What is asked: Locate all lines in the data below that hold "以课例为载体" and show them.

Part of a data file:
- - - -

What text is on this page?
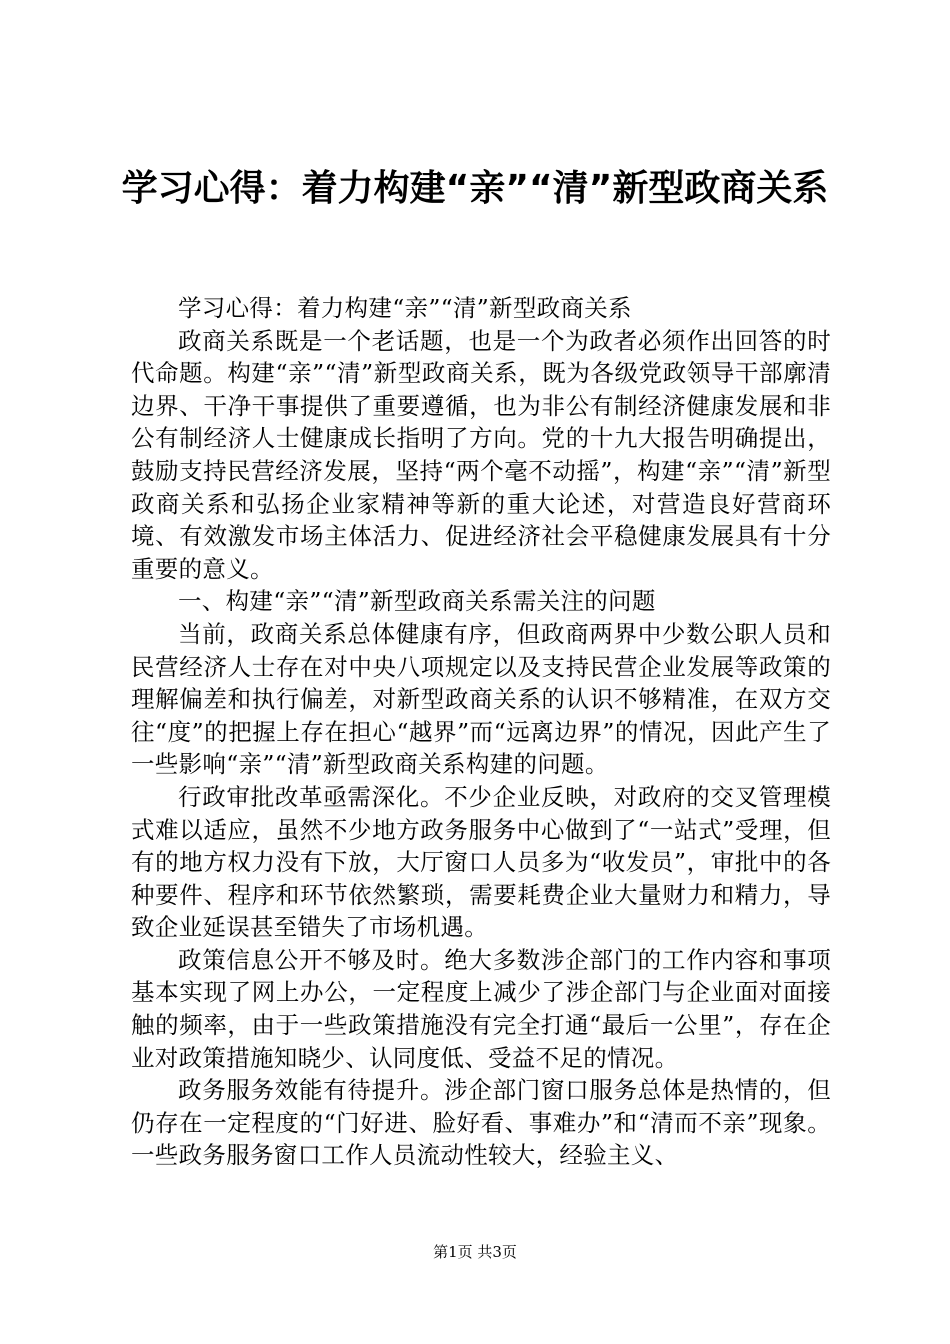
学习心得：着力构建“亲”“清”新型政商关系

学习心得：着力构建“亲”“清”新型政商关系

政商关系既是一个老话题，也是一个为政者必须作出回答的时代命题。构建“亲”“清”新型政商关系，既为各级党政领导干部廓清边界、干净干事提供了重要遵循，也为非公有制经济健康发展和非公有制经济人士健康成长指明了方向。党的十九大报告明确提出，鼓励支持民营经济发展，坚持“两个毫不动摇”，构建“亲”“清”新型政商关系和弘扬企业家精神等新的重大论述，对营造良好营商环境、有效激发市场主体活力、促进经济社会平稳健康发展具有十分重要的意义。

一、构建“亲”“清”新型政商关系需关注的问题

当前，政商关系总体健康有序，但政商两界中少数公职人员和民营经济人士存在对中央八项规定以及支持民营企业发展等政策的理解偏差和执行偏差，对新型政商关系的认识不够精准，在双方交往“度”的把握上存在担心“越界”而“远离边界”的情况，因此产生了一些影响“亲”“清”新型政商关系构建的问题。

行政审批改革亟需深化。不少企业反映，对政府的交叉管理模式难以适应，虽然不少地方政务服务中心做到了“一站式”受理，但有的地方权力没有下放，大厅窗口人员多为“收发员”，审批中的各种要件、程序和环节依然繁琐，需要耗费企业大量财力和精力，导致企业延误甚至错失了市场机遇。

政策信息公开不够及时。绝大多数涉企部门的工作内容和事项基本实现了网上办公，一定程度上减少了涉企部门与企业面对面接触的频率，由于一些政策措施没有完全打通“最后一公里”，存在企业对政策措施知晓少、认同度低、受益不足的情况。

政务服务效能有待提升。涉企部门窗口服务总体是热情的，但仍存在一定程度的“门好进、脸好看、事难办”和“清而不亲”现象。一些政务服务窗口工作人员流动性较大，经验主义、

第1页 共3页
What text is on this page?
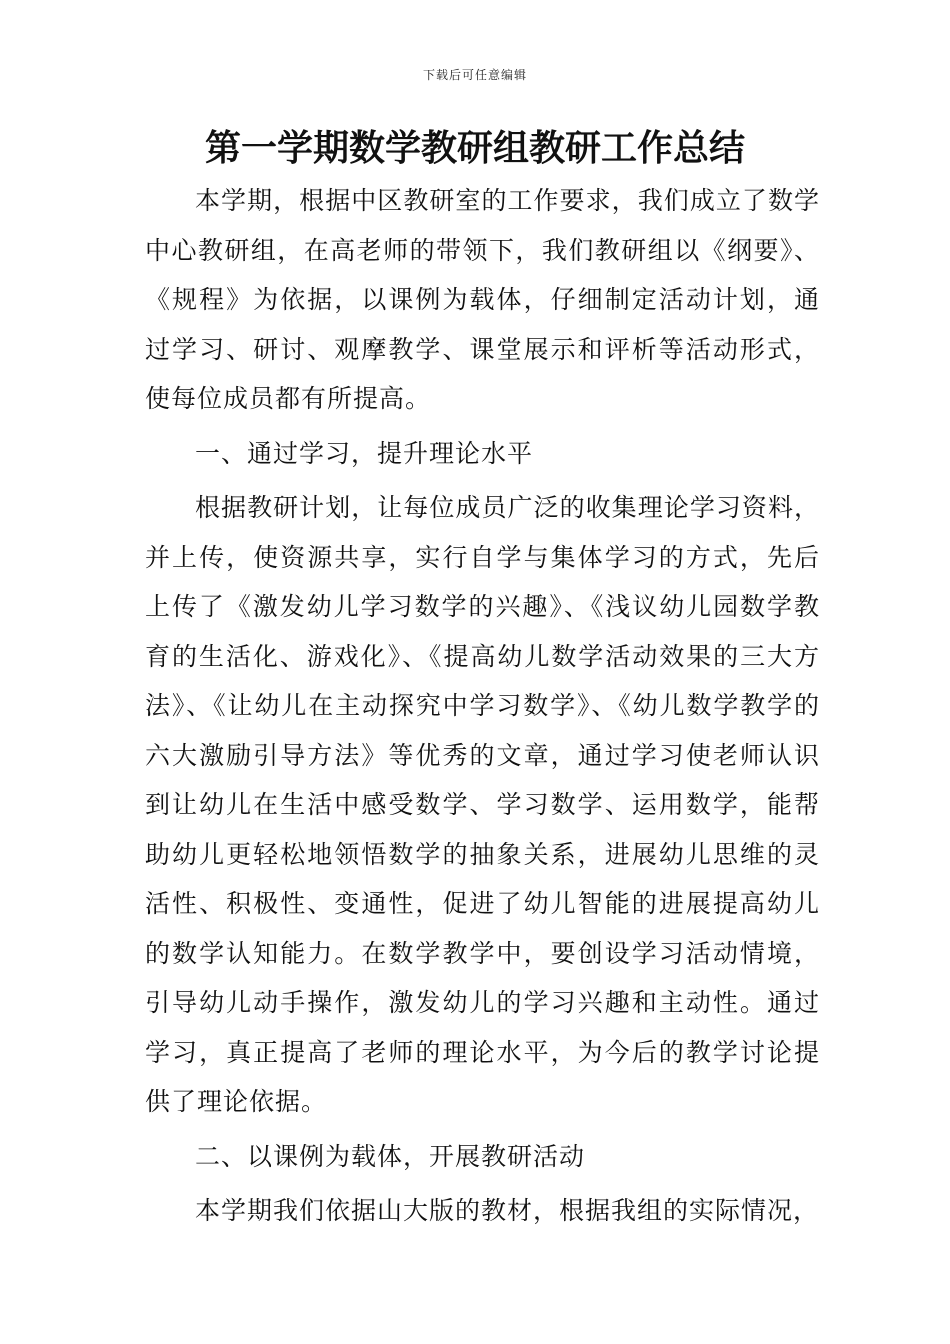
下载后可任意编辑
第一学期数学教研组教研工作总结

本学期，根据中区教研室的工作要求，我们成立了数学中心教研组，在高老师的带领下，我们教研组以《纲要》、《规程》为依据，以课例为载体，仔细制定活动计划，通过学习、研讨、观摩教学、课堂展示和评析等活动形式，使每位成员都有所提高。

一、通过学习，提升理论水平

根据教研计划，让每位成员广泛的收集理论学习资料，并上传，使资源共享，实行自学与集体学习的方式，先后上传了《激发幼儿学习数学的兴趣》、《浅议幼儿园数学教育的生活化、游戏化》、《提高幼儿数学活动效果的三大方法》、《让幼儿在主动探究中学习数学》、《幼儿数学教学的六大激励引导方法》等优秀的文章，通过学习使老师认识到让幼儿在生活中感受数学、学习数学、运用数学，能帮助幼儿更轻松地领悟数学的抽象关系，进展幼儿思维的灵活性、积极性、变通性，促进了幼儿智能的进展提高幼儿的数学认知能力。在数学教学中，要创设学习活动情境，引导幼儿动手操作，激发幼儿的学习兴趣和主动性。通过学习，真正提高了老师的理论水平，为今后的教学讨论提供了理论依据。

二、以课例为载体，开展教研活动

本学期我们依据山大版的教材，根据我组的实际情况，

- - - -

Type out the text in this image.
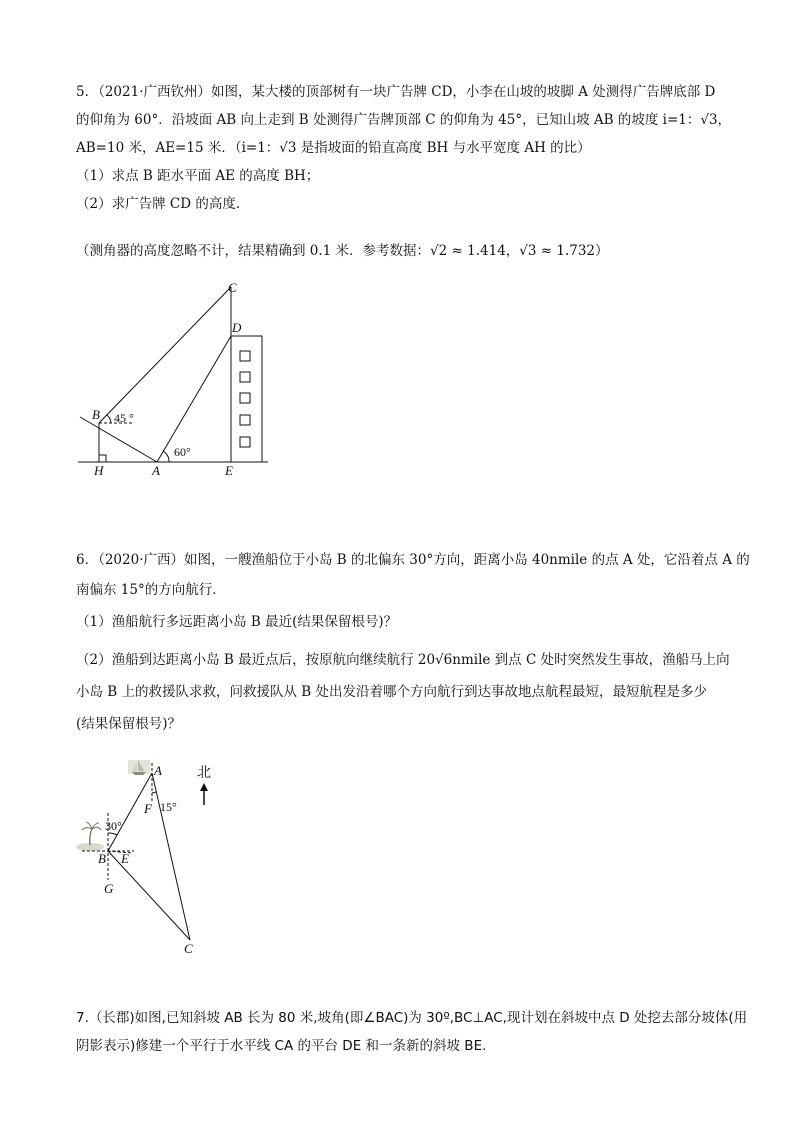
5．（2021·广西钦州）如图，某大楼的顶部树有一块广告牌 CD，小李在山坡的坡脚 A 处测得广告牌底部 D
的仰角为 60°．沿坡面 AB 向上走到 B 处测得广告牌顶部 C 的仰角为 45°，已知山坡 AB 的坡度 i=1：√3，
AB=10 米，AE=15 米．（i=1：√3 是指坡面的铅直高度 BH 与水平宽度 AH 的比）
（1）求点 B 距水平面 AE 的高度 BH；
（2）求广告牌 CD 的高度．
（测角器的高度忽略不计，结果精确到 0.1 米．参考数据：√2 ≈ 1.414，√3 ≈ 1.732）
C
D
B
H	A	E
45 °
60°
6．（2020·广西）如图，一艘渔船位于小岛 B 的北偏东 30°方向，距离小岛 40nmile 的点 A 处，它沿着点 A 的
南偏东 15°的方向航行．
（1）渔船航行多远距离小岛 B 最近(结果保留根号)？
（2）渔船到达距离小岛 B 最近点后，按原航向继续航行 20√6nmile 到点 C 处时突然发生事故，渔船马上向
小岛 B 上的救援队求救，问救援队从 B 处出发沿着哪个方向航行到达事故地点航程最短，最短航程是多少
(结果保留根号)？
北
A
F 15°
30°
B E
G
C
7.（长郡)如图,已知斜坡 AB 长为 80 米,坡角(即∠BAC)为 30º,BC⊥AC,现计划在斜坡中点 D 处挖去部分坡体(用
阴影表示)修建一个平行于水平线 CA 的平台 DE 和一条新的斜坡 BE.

- - - -

Answer to the exercise:
本学期，根据中区教研室的工作要求，我们成立了数学中心教研组，在高老师的带领下，我们教研组以《纲要》、《规程》为依据，以课例为载体，仔细制定活动计划，通过学习、研讨、观摩教学、课堂展示和评析等活动形式，使每位成员都有所提高。
二、以课例为载体，开展教研活动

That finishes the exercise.